======== Records shown
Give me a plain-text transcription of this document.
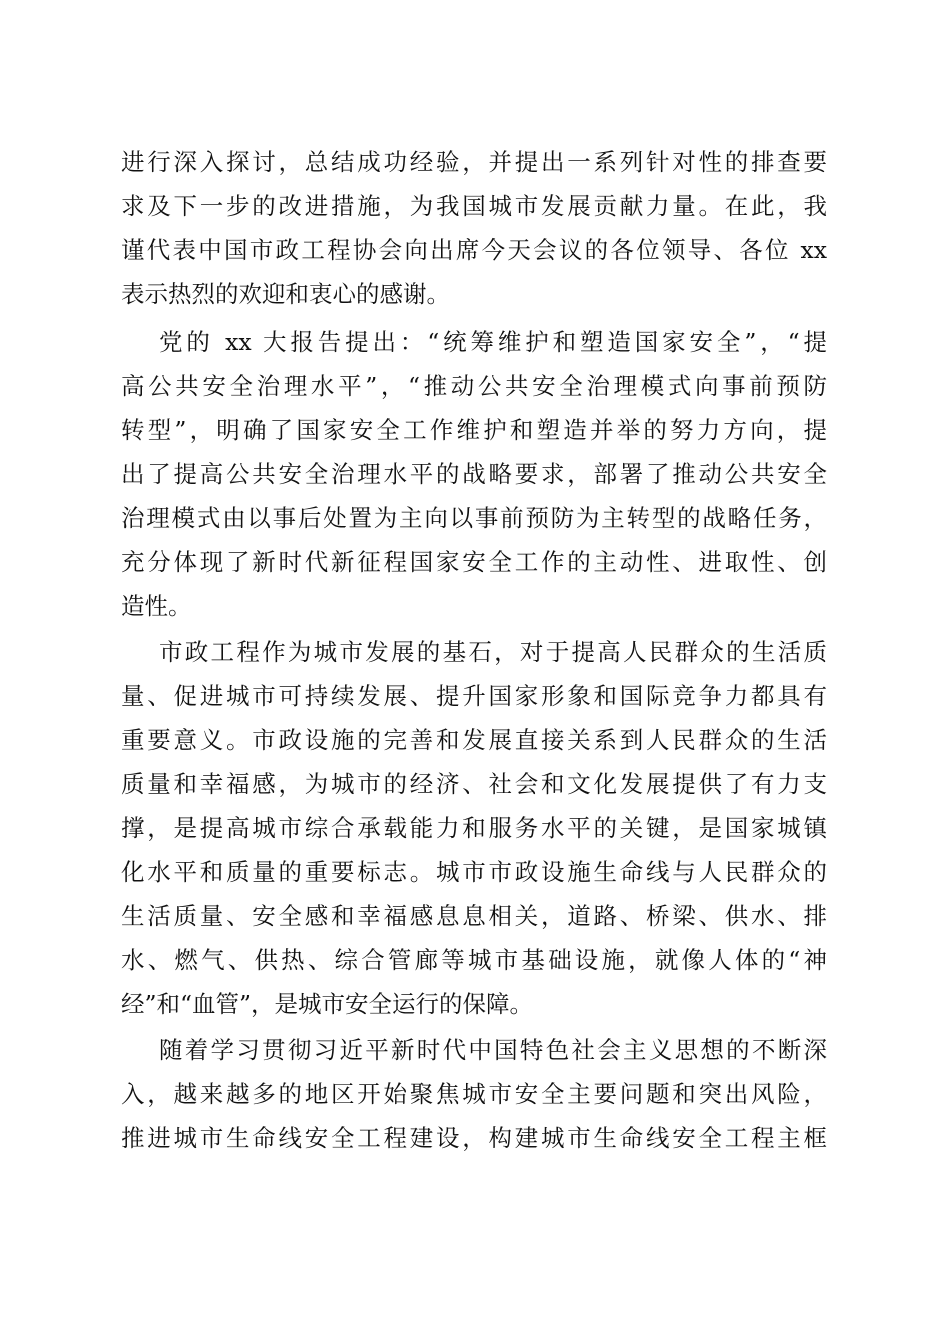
进行深入探讨，总结成功经验，并提出一系列针对性的排查要
求及下一步的改进措施，为我国城市发展贡献力量。在此，我
谨代表中国市政工程协会向出席今天会议的各位领导、各位 xx
表示热烈的欢迎和衷心的感谢。
党的 xx 大报告提出：“统筹维护和塑造国家安全”，“提
高公共安全治理水平”，“推动公共安全治理模式向事前预防
转型”，明确了国家安全工作维护和塑造并举的努力方向，提
出了提高公共安全治理水平的战略要求，部署了推动公共安全
治理模式由以事后处置为主向以事前预防为主转型的战略任务，
充分体现了新时代新征程国家安全工作的主动性、进取性、创
造性。
市政工程作为城市发展的基石，对于提高人民群众的生活质
量、促进城市可持续发展、提升国家形象和国际竞争力都具有
重要意义。市政设施的完善和发展直接关系到人民群众的生活
质量和幸福感，为城市的经济、社会和文化发展提供了有力支
撑，是提高城市综合承载能力和服务水平的关键，是国家城镇
化水平和质量的重要标志。城市市政设施生命线与人民群众的
生活质量、安全感和幸福感息息相关，道路、桥梁、供水、排
水、燃气、供热、综合管廊等城市基础设施，就像人体的“神
经”和“血管”，是城市安全运行的保障。
随着学习贯彻习近平新时代中国特色社会主义思想的不断深
入，越来越多的地区开始聚焦城市安全主要问题和突出风险，
推进城市生命线安全工程建设，构建城市生命线安全工程主框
================
## Instructions for the task
Strip out the images, then output the records above word for word.

## Task answer
Give me a plain-text transcription of this document.
进行深入探讨，总结成功经验，并提出一系列针对性的排查要
求及下一步的改进措施，为我国城市发展贡献力量。在此，我
谨代表中国市政工程协会向出席今天会议的各位领导、各位 xx
表示热烈的欢迎和衷心的感谢。
党的 xx 大报告提出：“统筹维护和塑造国家安全”，“提
高公共安全治理水平”，“推动公共安全治理模式向事前预防
转型”，明确了国家安全工作维护和塑造并举的努力方向，提
出了提高公共安全治理水平的战略要求，部署了推动公共安全
治理模式由以事后处置为主向以事前预防为主转型的战略任务，
充分体现了新时代新征程国家安全工作的主动性、进取性、创
造性。
市政工程作为城市发展的基石，对于提高人民群众的生活质
量、促进城市可持续发展、提升国家形象和国际竞争力都具有
重要意义。市政设施的完善和发展直接关系到人民群众的生活
质量和幸福感，为城市的经济、社会和文化发展提供了有力支
撑，是提高城市综合承载能力和服务水平的关键，是国家城镇
化水平和质量的重要标志。城市市政设施生命线与人民群众的
生活质量、安全感和幸福感息息相关，道路、桥梁、供水、排
水、燃气、供热、综合管廊等城市基础设施，就像人体的“神
经”和“血管”，是城市安全运行的保障。
随着学习贯彻习近平新时代中国特色社会主义思想的不断深
入，越来越多的地区开始聚焦城市安全主要问题和突出风险，
推进城市生命线安全工程建设，构建城市生命线安全工程主框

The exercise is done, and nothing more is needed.